--- What to do ---
Read through the data and report every line in which the word "газоснабжения" occurs.

+---+

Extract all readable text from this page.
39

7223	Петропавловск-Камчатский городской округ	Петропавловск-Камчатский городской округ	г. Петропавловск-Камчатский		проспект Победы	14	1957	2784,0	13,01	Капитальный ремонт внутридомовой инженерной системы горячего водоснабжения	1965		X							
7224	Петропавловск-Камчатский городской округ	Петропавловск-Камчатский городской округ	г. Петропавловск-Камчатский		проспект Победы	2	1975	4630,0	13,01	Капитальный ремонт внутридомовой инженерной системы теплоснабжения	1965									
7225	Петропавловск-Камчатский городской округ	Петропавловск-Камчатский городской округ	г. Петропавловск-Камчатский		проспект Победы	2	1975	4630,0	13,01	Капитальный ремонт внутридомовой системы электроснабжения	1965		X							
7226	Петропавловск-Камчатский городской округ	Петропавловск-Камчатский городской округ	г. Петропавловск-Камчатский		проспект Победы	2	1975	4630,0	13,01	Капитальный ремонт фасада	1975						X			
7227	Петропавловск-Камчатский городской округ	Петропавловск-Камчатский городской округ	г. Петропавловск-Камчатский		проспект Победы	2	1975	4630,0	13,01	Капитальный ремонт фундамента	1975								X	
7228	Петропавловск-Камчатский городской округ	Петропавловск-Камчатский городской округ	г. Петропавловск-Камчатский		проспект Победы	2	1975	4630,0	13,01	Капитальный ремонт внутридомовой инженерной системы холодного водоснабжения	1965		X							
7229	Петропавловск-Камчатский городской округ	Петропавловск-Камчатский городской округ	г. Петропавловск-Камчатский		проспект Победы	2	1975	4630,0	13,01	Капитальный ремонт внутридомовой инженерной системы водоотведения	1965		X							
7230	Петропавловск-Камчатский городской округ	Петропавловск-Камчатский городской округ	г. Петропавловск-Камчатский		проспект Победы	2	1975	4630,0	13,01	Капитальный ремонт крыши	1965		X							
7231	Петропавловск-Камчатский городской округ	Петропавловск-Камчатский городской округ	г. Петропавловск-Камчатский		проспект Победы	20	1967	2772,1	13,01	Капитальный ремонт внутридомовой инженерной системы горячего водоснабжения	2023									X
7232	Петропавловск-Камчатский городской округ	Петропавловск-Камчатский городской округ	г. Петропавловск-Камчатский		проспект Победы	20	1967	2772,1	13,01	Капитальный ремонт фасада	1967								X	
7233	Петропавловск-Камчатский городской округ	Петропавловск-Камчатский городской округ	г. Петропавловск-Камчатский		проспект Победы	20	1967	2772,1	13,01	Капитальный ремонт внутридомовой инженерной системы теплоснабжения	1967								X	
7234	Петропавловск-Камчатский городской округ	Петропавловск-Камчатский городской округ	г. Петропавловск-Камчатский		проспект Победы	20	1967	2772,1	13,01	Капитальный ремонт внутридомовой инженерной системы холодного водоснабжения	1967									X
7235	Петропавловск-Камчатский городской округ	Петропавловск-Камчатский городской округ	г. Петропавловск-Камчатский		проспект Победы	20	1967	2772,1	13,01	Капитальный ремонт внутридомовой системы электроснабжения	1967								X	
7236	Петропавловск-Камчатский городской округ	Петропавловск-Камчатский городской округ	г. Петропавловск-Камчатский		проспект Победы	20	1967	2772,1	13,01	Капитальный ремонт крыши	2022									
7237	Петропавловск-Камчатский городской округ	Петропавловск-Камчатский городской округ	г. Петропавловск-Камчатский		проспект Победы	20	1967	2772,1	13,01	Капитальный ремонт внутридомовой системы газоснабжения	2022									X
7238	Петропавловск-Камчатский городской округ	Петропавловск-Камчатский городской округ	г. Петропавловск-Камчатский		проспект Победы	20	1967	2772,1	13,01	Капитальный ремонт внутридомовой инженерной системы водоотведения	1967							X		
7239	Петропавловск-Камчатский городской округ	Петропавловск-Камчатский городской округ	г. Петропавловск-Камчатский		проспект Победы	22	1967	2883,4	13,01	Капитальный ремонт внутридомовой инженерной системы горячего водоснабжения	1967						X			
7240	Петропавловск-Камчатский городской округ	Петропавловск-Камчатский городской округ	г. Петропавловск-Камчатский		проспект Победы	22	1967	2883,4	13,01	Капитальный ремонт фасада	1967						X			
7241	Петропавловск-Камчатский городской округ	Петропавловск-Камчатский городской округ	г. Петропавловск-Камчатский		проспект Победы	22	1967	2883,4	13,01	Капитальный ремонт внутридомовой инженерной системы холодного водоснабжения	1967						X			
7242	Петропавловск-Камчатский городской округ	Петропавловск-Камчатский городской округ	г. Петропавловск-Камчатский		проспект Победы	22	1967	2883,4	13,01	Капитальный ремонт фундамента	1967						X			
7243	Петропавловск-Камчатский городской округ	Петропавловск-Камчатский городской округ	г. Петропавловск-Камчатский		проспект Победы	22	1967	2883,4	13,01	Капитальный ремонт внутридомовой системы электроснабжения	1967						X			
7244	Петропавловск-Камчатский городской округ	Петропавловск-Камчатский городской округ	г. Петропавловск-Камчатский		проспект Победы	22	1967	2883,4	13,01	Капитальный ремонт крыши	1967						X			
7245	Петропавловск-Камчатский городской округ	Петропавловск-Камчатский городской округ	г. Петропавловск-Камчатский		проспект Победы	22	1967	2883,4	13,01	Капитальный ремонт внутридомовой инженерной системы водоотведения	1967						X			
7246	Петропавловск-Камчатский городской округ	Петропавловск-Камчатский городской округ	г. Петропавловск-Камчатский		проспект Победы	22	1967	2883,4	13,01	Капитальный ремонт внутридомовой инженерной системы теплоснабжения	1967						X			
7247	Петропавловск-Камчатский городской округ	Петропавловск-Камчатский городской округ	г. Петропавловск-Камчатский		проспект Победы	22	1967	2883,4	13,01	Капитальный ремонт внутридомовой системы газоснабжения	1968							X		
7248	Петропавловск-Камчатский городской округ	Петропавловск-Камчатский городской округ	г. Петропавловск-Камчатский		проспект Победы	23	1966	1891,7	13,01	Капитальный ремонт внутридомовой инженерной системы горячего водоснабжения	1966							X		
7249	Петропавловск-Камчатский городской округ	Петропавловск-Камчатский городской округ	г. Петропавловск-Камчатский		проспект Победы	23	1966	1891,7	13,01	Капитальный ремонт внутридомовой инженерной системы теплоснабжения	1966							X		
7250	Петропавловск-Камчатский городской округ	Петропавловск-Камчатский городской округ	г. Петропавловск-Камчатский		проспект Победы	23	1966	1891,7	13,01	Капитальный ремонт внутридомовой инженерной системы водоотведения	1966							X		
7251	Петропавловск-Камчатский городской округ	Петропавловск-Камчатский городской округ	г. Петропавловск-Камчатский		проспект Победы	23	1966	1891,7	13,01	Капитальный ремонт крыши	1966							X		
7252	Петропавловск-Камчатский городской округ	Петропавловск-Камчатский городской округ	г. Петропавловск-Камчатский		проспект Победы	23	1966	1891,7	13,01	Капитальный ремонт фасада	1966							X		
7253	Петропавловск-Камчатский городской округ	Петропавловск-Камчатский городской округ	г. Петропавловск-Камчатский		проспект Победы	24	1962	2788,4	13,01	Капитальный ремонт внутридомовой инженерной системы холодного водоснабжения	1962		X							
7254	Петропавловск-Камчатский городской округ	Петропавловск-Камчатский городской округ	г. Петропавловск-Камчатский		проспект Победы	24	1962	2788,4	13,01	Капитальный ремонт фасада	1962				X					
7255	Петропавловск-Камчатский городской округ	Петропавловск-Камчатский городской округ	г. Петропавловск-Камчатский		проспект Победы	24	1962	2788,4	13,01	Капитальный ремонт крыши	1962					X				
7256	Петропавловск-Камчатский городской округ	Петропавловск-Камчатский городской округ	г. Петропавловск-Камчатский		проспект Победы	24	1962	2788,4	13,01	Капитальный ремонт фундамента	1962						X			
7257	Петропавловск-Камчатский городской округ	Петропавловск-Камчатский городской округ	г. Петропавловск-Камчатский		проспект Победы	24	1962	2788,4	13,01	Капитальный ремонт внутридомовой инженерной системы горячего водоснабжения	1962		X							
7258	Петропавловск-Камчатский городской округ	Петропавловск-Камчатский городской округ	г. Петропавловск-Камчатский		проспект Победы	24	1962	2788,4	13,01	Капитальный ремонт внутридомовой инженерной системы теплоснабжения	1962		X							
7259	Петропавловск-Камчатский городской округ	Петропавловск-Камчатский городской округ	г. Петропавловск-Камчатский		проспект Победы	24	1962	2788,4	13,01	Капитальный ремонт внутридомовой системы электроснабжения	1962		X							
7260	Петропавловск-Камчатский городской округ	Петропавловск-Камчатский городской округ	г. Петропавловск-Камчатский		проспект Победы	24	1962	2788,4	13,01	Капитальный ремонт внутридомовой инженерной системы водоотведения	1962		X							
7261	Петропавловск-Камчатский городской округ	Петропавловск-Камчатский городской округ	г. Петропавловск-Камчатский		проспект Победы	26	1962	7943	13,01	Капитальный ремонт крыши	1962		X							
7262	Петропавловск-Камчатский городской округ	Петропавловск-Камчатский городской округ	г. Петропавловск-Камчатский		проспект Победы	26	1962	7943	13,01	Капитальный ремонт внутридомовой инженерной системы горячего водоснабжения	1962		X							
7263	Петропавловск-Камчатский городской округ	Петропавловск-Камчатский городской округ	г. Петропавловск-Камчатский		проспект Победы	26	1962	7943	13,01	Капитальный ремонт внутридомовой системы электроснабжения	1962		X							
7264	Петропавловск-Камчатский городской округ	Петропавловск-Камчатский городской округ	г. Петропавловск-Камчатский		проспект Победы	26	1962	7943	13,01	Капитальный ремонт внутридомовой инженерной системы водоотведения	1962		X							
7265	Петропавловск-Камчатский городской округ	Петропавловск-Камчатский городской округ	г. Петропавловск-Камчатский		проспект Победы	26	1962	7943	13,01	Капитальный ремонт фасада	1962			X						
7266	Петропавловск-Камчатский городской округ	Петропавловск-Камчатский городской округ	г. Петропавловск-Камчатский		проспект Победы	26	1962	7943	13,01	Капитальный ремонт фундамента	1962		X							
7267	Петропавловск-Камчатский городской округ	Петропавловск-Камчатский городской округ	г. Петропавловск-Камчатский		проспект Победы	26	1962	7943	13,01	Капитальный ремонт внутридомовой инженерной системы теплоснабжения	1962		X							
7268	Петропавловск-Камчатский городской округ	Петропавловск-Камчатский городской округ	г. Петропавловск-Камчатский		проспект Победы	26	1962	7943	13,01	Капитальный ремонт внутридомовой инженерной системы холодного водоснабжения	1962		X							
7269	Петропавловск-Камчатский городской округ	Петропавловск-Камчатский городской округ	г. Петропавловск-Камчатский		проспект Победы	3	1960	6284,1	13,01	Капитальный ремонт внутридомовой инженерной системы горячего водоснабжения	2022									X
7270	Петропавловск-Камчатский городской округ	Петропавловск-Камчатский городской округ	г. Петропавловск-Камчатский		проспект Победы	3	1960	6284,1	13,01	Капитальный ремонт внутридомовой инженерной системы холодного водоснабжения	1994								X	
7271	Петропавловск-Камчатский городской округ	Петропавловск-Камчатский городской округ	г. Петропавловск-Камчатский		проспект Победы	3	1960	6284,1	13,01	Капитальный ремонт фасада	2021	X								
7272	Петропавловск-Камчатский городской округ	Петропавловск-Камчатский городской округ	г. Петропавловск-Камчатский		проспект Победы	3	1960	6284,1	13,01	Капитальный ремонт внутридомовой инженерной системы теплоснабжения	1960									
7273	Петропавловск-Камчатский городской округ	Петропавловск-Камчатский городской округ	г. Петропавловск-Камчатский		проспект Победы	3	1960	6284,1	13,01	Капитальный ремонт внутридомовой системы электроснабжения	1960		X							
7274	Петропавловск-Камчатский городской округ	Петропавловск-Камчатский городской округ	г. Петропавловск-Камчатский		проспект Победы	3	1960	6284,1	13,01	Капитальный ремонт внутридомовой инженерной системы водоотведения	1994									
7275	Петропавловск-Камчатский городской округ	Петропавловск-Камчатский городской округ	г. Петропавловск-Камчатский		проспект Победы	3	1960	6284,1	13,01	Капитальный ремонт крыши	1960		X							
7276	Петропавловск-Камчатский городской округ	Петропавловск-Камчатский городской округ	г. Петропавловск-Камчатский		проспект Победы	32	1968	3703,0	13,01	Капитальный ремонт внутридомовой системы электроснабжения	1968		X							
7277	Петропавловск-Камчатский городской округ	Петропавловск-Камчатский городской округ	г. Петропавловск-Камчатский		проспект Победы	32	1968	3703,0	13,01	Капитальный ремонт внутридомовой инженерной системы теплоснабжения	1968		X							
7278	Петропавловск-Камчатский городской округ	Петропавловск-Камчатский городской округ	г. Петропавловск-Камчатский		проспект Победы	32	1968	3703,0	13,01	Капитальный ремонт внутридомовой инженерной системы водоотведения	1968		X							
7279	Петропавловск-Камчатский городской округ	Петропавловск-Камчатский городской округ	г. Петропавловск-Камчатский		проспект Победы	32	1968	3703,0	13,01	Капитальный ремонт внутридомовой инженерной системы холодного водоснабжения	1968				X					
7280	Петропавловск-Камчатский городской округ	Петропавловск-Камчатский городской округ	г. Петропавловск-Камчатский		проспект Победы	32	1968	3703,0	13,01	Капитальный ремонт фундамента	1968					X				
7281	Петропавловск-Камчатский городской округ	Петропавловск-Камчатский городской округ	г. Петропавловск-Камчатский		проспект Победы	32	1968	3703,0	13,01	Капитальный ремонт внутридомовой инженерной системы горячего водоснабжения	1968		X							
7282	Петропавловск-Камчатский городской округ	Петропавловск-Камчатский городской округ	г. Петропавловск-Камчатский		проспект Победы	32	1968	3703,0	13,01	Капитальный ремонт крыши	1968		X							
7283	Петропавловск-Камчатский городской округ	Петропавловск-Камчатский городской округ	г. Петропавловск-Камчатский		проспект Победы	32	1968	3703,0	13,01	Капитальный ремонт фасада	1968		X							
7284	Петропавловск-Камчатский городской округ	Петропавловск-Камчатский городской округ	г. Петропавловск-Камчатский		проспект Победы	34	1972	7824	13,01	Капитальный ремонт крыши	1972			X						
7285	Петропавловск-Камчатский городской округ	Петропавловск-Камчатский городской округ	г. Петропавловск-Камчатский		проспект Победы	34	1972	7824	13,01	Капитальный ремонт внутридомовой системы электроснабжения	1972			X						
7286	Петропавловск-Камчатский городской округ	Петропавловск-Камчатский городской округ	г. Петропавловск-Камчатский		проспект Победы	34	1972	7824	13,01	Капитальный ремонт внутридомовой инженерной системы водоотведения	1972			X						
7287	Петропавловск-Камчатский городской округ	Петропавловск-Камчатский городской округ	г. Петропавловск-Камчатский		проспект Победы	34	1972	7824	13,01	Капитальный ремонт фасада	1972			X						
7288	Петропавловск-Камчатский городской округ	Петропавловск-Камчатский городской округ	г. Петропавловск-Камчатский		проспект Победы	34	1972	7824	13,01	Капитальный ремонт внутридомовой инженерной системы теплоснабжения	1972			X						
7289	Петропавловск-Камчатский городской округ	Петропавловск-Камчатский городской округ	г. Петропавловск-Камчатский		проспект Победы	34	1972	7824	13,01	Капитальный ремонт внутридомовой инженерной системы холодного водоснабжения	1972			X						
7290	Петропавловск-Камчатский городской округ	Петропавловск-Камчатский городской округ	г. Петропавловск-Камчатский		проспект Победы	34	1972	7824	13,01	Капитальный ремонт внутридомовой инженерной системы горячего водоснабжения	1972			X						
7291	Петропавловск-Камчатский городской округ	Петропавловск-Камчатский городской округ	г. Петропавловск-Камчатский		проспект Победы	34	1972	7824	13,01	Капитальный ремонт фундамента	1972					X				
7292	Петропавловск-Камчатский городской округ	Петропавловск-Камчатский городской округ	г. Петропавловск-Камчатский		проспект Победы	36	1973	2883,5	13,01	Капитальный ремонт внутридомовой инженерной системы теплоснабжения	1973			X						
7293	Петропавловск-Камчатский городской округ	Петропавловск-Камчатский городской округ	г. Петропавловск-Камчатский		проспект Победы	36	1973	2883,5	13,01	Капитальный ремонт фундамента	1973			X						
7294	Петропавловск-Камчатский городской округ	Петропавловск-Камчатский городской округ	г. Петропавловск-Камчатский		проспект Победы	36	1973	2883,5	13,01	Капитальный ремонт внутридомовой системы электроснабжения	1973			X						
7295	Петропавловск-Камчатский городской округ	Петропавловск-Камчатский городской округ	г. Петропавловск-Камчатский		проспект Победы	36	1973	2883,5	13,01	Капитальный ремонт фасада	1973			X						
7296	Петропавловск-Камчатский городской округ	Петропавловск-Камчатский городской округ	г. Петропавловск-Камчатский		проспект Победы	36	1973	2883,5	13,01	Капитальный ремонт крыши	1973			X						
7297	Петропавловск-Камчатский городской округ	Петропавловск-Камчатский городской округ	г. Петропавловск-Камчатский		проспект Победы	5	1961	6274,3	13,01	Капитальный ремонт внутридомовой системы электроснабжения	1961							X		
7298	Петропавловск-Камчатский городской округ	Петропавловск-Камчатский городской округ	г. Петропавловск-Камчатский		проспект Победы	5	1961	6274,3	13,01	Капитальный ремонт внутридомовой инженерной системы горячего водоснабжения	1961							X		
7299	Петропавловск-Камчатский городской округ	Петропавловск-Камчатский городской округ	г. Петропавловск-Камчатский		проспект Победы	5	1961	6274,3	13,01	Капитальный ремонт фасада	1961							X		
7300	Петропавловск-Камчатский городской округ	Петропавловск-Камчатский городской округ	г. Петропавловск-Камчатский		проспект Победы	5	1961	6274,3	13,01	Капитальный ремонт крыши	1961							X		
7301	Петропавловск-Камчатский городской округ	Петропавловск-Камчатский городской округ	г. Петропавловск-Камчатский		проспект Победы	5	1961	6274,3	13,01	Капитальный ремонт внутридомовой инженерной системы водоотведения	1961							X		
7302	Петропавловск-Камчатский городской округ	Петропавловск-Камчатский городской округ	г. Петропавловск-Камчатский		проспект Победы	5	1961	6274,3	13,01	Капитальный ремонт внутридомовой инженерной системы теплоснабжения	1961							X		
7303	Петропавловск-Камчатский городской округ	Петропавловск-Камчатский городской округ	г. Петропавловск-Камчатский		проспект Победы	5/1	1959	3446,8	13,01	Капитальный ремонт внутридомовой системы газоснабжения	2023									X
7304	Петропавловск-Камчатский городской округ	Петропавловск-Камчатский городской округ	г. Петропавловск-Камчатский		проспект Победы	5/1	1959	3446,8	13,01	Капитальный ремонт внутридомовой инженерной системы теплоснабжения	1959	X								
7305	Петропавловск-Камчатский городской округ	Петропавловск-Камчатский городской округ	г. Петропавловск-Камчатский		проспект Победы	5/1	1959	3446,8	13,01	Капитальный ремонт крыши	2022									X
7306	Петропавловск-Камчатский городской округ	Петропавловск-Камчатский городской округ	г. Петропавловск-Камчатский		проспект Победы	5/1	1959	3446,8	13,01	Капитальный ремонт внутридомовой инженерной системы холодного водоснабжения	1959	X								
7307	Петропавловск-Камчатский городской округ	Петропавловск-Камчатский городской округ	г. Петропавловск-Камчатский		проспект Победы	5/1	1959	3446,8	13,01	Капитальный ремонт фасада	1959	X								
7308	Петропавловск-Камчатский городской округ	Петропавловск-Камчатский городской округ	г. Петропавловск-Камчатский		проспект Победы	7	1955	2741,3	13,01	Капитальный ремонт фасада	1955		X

+---+

--- Complete output ---
7237	Петропавловск-Камчатский городской округ	Петропавловск-Камчатский городской округ	г. Петропавловск-Камчатский		проспект Победы	20	1967	2772,1	13,01	Капитальный ремонт внутридомовой системы газоснабжения	2022									X
7247	Петропавловск-Камчатский городской округ	Петропавловск-Камчатский городской округ	г. Петропавловск-Камчатский		проспект Победы	22	1967	2883,4	13,01	Капитальный ремонт внутридомовой системы газоснабжения	1968							X		
7303	Петропавловск-Камчатский городской округ	Петропавловск-Камчатский городской округ	г. Петропавловск-Камчатский		проспект Победы	5/1	1959	3446,8	13,01	Капитальный ремонт внутридомовой системы газоснабжения	2023									X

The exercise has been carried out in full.